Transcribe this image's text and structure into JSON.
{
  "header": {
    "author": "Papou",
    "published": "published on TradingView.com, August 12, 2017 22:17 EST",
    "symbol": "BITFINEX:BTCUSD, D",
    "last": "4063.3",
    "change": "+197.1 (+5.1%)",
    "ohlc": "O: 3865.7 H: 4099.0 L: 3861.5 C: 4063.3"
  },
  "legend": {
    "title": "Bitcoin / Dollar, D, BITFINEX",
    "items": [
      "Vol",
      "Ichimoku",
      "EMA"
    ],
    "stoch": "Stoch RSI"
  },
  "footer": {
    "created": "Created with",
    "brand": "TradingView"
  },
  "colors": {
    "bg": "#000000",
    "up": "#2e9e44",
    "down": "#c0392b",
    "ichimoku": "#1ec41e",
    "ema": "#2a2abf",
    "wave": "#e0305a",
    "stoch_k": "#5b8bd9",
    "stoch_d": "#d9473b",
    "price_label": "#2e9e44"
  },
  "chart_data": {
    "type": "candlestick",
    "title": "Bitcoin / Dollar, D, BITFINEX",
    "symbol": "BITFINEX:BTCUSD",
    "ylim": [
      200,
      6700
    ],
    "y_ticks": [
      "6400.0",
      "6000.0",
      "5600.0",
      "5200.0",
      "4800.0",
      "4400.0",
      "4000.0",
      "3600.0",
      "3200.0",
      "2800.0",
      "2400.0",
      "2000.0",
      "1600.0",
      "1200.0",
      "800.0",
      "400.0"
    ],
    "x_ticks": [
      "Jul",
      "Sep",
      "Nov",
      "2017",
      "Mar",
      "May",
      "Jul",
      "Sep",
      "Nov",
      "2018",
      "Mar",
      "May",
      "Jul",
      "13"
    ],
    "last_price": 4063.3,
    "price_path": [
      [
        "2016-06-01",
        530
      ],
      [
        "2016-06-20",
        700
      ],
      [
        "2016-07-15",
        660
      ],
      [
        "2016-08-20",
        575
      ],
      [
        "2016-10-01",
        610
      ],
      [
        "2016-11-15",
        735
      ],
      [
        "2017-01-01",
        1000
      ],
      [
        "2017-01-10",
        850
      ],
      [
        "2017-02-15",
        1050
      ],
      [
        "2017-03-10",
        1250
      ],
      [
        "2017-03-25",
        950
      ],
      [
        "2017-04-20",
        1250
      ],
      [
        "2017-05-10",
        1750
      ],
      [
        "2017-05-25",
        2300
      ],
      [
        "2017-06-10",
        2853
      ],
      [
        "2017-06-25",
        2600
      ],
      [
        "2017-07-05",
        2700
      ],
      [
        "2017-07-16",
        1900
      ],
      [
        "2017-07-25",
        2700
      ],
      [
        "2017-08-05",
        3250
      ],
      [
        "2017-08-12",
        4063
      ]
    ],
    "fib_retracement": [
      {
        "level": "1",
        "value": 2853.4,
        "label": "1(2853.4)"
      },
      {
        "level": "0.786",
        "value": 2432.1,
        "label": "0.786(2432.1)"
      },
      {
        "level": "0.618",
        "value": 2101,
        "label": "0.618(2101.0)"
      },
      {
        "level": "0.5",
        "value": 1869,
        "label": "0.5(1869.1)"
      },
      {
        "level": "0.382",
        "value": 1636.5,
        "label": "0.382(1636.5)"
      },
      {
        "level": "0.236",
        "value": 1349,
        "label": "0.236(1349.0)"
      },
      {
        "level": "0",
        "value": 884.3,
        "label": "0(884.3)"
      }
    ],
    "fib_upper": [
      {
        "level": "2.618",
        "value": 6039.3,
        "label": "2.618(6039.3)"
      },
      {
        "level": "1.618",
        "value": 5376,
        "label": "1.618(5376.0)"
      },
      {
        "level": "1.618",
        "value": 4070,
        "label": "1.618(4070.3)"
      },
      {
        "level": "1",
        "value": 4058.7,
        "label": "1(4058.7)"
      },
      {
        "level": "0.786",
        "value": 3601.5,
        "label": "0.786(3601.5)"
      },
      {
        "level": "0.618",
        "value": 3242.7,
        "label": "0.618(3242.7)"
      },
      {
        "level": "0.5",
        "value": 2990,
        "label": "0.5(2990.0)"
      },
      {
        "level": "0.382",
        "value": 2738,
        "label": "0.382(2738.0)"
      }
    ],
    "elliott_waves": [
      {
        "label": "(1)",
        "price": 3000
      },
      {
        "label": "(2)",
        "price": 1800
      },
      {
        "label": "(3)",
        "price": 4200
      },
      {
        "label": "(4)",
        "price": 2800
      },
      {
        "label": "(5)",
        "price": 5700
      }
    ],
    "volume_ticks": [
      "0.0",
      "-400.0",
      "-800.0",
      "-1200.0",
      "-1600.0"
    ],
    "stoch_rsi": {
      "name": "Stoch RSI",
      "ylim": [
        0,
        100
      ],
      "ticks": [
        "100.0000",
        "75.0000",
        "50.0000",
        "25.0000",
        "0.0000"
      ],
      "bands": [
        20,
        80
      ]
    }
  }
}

#####

[Aim]: Each line in the material above must be retyped without alteration.

[Finished task]:
Transcribe this image's text and structure into JSON.
{
  "header": {
    "author": "Papou",
    "published": "published on TradingView.com, August 12, 2017 22:17 EST",
    "symbol": "BITFINEX:BTCUSD, D",
    "last": "4063.3",
    "change": "+197.1 (+5.1%)",
    "ohlc": "O: 3865.7 H: 4099.0 L: 3861.5 C: 4063.3"
  },
  "legend": {
    "title": "Bitcoin / Dollar, D, BITFINEX",
    "items": [
      "Vol",
      "Ichimoku",
      "EMA"
    ],
    "stoch": "Stoch RSI"
  },
  "footer": {
    "created": "Created with",
    "brand": "TradingView"
  },
  "colors": {
    "bg": "#000000",
    "up": "#2e9e44",
    "down": "#c0392b",
    "ichimoku": "#1ec41e",
    "ema": "#2a2abf",
    "wave": "#e0305a",
    "stoch_k": "#5b8bd9",
    "stoch_d": "#d9473b",
    "price_label": "#2e9e44"
  },
  "chart_data": {
    "type": "candlestick",
    "title": "Bitcoin / Dollar, D, BITFINEX",
    "symbol": "BITFINEX:BTCUSD",
    "ylim": [
      200,
      6700
    ],
    "y_ticks": [
      "6400.0",
      "6000.0",
      "5600.0",
      "5200.0",
      "4800.0",
      "4400.0",
      "4000.0",
      "3600.0",
      "3200.0",
      "2800.0",
      "2400.0",
      "2000.0",
      "1600.0",
      "1200.0",
      "800.0",
      "400.0"
    ],
    "x_ticks": [
      "Jul",
      "Sep",
      "Nov",
      "2017",
      "Mar",
      "May",
      "Jul",
      "Sep",
      "Nov",
      "2018",
      "Mar",
      "May",
      "Jul",
      "13"
    ],
    "last_price": 4063.3,
    "price_path": [
      [
        "2016-06-01",
        530
      ],
      [
        "2016-06-20",
        700
      ],
      [
        "2016-07-15",
        660
      ],
      [
        "2016-08-20",
        575
      ],
      [
        "2016-10-01",
        610
      ],
      [
        "2016-11-15",
        735
      ],
      [
        "2017-01-01",
        1000
      ],
      [
        "2017-01-10",
        850
      ],
      [
        "2017-02-15",
        1050
      ],
      [
        "2017-03-10",
        1250
      ],
      [
        "2017-03-25",
        950
      ],
      [
        "2017-04-20",
        1250
      ],
      [
        "2017-05-10",
        1750
      ],
      [
        "2017-05-25",
        2300
      ],
      [
        "2017-06-10",
        2853
      ],
      [
        "2017-06-25",
        2600
      ],
      [
        "2017-07-05",
        2700
      ],
      [
        "2017-07-16",
        1900
      ],
      [
        "2017-07-25",
        2700
      ],
      [
        "2017-08-05",
        3250
      ],
      [
        "2017-08-12",
        4063
      ]
    ],
    "fib_retracement": [
      {
        "level": "1",
        "value": 2853.4,
        "label": "1(2853.4)"
      },
      {
        "level": "0.786",
        "value": 2432.1,
        "label": "0.786(2432.1)"
      },
      {
        "level": "0.618",
        "value": 2101,
        "label": "0.618(2101.0)"
      },
      {
        "level": "0.5",
        "value": 1869,
        "label": "0.5(1869.1)"
      },
      {
        "level": "0.382",
        "value": 1636.5,
        "label": "0.382(1636.5)"
      },
      {
        "level": "0.236",
        "value": 1349,
        "label": "0.236(1349.0)"
      },
      {
        "level": "0",
        "value": 884.3,
        "label": "0(884.3)"
      }
    ],
    "fib_upper": [
      {
        "level": "2.618",
        "value": 6039.3,
        "label": "2.618(6039.3)"
      },
      {
        "level": "1.618",
        "value": 5376,
        "label": "1.618(5376.0)"
      },
      {
        "level": "1.618",
        "value": 4070,
        "label": "1.618(4070.3)"
      },
      {
        "level": "1",
        "value": 4058.7,
        "label": "1(4058.7)"
      },
      {
        "level": "0.786",
        "value": 3601.5,
        "label": "0.786(3601.5)"
      },
      {
        "level": "0.618",
        "value": 3242.7,
        "label": "0.618(3242.7)"
      },
      {
        "level": "0.5",
        "value": 2990,
        "label": "0.5(2990.0)"
      },
      {
        "level": "0.382",
        "value": 2738,
        "label": "0.382(2738.0)"
      }
    ],
    "elliott_waves": [
      {
        "label": "(1)",
        "price": 3000
      },
      {
        "label": "(2)",
        "price": 1800
      },
      {
        "label": "(3)",
        "price": 4200
      },
      {
        "label": "(4)",
        "price": 2800
      },
      {
        "label": "(5)",
        "price": 5700
      }
    ],
    "volume_ticks": [
      "0.0",
      "-400.0",
      "-800.0",
      "-1200.0",
      "-1600.0"
    ],
    "stoch_rsi": {
      "name": "Stoch RSI",
      "ylim": [
        0,
        100
      ],
      "ticks": [
        "100.0000",
        "75.0000",
        "50.0000",
        "25.0000",
        "0.0000"
      ],
      "bands": [
        20,
        80
      ]
    }
  }
}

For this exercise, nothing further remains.